» **Available data**:
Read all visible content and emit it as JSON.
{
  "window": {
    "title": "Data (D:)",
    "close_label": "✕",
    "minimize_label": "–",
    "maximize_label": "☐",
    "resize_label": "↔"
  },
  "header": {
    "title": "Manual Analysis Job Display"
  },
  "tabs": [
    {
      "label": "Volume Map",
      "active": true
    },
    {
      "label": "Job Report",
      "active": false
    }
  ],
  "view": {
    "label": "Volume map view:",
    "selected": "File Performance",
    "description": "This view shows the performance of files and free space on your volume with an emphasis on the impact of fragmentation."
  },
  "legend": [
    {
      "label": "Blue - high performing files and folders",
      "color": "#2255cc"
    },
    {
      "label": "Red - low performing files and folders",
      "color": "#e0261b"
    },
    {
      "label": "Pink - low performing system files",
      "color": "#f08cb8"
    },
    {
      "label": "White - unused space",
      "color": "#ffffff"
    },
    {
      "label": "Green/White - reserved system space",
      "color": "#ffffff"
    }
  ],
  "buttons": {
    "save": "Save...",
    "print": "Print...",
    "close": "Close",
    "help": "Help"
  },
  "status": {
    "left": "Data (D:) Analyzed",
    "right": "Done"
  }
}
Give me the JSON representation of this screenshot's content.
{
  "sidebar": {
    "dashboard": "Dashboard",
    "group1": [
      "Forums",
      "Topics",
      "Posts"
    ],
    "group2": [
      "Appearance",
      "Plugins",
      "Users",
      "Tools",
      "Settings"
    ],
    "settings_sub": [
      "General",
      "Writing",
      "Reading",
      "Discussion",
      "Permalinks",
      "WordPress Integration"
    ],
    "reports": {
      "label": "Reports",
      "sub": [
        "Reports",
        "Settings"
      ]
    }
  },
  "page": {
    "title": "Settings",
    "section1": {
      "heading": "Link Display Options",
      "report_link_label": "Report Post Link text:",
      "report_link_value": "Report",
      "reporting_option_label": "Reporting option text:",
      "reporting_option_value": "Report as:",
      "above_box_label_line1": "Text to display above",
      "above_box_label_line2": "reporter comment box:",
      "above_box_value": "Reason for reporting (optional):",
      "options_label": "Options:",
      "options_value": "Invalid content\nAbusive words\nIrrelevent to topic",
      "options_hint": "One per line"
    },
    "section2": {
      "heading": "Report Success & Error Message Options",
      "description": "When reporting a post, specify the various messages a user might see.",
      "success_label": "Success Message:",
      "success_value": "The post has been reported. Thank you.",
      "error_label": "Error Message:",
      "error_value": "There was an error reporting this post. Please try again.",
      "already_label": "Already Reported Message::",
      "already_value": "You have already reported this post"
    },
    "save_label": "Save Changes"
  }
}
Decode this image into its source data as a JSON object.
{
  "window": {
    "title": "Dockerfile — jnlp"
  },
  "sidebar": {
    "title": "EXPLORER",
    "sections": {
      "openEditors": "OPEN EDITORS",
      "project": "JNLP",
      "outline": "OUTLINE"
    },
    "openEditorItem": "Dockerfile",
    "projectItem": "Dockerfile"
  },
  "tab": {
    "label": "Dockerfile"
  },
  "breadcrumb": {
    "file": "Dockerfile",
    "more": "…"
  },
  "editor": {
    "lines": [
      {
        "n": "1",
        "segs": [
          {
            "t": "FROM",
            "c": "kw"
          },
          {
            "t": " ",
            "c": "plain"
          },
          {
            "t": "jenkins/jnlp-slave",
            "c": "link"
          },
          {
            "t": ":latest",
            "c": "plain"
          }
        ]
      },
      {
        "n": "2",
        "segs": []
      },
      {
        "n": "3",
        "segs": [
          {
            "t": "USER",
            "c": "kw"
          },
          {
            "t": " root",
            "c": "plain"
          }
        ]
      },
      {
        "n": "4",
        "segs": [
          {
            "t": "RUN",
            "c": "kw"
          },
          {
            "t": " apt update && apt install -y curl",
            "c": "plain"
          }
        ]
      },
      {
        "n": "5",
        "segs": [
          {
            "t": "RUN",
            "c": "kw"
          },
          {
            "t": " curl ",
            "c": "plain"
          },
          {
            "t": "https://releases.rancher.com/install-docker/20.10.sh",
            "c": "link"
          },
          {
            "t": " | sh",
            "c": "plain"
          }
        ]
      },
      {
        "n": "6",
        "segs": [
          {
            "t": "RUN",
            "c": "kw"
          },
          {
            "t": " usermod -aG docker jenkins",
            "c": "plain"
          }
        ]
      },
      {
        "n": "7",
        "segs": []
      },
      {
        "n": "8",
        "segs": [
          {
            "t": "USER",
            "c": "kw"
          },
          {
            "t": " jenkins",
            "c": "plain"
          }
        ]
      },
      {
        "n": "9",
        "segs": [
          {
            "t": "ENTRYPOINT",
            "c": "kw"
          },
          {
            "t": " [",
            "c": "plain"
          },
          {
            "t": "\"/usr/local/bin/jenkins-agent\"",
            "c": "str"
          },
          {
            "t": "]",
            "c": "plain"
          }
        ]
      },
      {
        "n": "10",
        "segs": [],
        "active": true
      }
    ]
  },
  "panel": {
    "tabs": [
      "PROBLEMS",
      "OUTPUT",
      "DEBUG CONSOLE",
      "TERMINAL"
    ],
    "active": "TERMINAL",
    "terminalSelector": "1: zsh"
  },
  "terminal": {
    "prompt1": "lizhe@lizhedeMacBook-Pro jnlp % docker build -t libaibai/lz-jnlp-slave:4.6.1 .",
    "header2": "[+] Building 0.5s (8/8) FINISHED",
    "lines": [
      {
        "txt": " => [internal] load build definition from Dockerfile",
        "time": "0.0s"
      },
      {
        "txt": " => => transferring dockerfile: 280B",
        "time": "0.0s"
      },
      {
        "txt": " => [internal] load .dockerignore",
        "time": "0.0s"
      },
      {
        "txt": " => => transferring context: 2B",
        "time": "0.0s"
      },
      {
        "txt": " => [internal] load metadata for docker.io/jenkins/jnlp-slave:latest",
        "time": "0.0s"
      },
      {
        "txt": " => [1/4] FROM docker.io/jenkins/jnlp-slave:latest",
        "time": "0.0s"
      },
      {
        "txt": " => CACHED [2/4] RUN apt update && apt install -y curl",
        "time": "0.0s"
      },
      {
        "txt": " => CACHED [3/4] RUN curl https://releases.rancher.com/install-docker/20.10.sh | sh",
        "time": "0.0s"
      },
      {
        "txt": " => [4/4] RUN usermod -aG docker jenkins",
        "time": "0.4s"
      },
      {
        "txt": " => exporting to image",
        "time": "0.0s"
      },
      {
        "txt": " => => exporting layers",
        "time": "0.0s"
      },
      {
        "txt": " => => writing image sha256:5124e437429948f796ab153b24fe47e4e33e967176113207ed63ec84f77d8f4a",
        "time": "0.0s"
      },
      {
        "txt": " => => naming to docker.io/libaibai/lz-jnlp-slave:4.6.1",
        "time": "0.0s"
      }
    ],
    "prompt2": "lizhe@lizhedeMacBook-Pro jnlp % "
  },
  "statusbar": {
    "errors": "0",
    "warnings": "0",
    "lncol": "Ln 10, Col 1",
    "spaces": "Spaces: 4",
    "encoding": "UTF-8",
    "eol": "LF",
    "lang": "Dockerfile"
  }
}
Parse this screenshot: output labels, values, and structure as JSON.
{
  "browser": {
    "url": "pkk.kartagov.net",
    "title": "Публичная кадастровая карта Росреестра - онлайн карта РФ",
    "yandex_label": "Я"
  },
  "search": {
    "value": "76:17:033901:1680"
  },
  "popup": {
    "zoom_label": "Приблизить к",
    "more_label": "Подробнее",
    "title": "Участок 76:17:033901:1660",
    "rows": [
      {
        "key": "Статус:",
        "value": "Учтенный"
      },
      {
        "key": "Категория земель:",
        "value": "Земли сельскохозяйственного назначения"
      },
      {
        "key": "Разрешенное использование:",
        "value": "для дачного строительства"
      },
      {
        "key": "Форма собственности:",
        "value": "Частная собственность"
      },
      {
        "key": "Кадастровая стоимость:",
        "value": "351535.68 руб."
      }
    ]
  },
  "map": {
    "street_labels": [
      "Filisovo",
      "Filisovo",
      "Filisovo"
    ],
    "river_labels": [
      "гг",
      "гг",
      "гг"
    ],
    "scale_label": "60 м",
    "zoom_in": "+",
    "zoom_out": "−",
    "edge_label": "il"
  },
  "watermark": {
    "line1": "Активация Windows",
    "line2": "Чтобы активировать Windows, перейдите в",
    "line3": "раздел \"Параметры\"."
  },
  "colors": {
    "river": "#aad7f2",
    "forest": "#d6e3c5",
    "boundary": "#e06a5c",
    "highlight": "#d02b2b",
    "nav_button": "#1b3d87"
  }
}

» **Your task**:
Locate the word "transferring" in the records and collect each line it appears in.

» **Task answer**:
        "txt": " => => transferring dockerfile: 280B",
        "txt": " => => transferring context: 2B",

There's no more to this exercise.